Show all lines from the data that include the word "fill".

[begin DATASET]

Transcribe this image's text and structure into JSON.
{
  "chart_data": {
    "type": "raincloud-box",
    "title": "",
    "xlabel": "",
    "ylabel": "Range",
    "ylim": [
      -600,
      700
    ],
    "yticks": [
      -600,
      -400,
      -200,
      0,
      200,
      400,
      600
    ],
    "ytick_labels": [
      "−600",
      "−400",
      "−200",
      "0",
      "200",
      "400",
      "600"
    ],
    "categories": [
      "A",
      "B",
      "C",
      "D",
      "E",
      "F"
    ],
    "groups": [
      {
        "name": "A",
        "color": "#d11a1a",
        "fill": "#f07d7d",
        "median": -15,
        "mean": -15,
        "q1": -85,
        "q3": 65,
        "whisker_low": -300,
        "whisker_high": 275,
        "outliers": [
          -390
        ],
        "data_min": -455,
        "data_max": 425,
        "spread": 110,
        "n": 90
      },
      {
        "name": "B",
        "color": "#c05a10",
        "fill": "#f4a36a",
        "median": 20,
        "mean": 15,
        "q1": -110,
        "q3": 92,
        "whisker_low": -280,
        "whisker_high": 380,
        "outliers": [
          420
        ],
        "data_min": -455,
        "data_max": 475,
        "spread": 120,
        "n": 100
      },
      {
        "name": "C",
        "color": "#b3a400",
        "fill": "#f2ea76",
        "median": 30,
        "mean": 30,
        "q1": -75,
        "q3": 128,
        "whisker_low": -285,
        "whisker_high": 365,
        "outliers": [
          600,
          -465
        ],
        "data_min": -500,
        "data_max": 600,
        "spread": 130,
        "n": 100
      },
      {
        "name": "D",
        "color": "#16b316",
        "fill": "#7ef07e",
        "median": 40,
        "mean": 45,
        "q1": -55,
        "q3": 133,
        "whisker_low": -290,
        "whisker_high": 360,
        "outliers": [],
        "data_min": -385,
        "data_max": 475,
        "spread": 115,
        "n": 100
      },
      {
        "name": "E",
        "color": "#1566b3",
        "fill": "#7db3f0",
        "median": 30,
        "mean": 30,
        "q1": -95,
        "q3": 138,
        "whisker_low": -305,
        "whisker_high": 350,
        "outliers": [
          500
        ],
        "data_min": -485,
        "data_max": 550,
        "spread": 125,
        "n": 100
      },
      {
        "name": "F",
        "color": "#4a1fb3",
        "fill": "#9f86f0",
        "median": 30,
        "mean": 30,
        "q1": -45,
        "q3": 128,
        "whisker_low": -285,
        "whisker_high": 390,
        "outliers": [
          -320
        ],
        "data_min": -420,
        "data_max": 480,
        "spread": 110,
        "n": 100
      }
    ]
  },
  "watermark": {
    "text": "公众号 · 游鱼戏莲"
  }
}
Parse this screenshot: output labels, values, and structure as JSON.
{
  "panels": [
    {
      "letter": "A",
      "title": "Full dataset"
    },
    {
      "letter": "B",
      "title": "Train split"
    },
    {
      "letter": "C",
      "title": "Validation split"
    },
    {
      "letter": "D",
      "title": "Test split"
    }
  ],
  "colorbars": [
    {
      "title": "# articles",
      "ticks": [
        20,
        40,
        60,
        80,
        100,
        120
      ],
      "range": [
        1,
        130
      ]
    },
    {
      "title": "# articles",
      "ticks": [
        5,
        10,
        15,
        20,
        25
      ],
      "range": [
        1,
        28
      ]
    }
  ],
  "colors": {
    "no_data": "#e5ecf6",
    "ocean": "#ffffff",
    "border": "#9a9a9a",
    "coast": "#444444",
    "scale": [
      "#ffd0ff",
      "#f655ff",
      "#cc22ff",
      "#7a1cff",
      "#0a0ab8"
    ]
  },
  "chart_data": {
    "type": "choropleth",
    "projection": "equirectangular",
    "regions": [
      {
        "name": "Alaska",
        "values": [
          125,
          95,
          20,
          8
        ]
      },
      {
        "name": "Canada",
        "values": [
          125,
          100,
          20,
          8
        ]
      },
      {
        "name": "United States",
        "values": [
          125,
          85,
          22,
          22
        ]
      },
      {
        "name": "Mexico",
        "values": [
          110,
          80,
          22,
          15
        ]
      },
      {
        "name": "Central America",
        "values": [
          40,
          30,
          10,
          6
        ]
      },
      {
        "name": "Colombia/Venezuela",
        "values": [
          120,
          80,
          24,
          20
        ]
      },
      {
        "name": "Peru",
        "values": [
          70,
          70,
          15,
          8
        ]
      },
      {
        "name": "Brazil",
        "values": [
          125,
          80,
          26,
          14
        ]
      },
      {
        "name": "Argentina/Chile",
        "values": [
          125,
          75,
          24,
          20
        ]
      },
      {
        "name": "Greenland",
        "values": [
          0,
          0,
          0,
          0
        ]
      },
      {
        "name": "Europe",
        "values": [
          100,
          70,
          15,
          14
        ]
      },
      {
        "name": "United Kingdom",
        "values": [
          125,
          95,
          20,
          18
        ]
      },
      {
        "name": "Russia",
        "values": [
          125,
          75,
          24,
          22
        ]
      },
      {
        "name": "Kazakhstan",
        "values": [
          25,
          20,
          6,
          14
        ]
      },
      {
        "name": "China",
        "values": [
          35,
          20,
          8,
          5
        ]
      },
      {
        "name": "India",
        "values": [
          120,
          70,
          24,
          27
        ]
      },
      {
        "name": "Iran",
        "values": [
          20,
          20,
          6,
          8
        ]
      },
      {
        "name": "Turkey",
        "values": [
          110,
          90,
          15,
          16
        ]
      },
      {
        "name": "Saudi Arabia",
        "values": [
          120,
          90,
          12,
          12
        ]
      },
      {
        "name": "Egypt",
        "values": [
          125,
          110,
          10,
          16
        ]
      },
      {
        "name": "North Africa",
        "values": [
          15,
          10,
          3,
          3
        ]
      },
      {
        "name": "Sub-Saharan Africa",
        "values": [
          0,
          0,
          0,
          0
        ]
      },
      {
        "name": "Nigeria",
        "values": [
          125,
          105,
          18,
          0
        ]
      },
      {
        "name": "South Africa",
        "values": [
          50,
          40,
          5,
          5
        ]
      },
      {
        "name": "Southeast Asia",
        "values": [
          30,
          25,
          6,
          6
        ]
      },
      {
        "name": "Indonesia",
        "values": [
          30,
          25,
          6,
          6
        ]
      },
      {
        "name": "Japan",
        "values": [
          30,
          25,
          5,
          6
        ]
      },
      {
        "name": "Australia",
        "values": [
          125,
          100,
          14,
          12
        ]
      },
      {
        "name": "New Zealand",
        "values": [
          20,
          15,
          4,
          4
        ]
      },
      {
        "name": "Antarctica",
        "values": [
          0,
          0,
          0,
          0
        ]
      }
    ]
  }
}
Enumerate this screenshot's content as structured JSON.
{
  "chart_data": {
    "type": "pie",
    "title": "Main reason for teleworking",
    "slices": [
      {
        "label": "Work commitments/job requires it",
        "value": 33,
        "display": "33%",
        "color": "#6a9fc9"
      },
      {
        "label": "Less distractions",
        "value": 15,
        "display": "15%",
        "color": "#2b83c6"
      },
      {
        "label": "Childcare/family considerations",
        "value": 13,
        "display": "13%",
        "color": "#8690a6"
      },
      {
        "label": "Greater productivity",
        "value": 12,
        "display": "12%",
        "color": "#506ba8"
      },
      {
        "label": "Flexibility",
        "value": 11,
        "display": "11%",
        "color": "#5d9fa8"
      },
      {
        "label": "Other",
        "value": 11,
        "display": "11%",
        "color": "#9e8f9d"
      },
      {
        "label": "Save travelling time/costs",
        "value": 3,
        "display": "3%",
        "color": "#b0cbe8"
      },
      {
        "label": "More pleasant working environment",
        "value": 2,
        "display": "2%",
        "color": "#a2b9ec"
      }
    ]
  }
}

[end DATASET]

◆ EXERCISE RESULT
        "fill": "#f07d7d",
        "fill": "#f4a36a",
        "fill": "#f2ea76",
        "fill": "#7ef07e",
        "fill": "#7db3f0",
        "fill": "#9f86f0",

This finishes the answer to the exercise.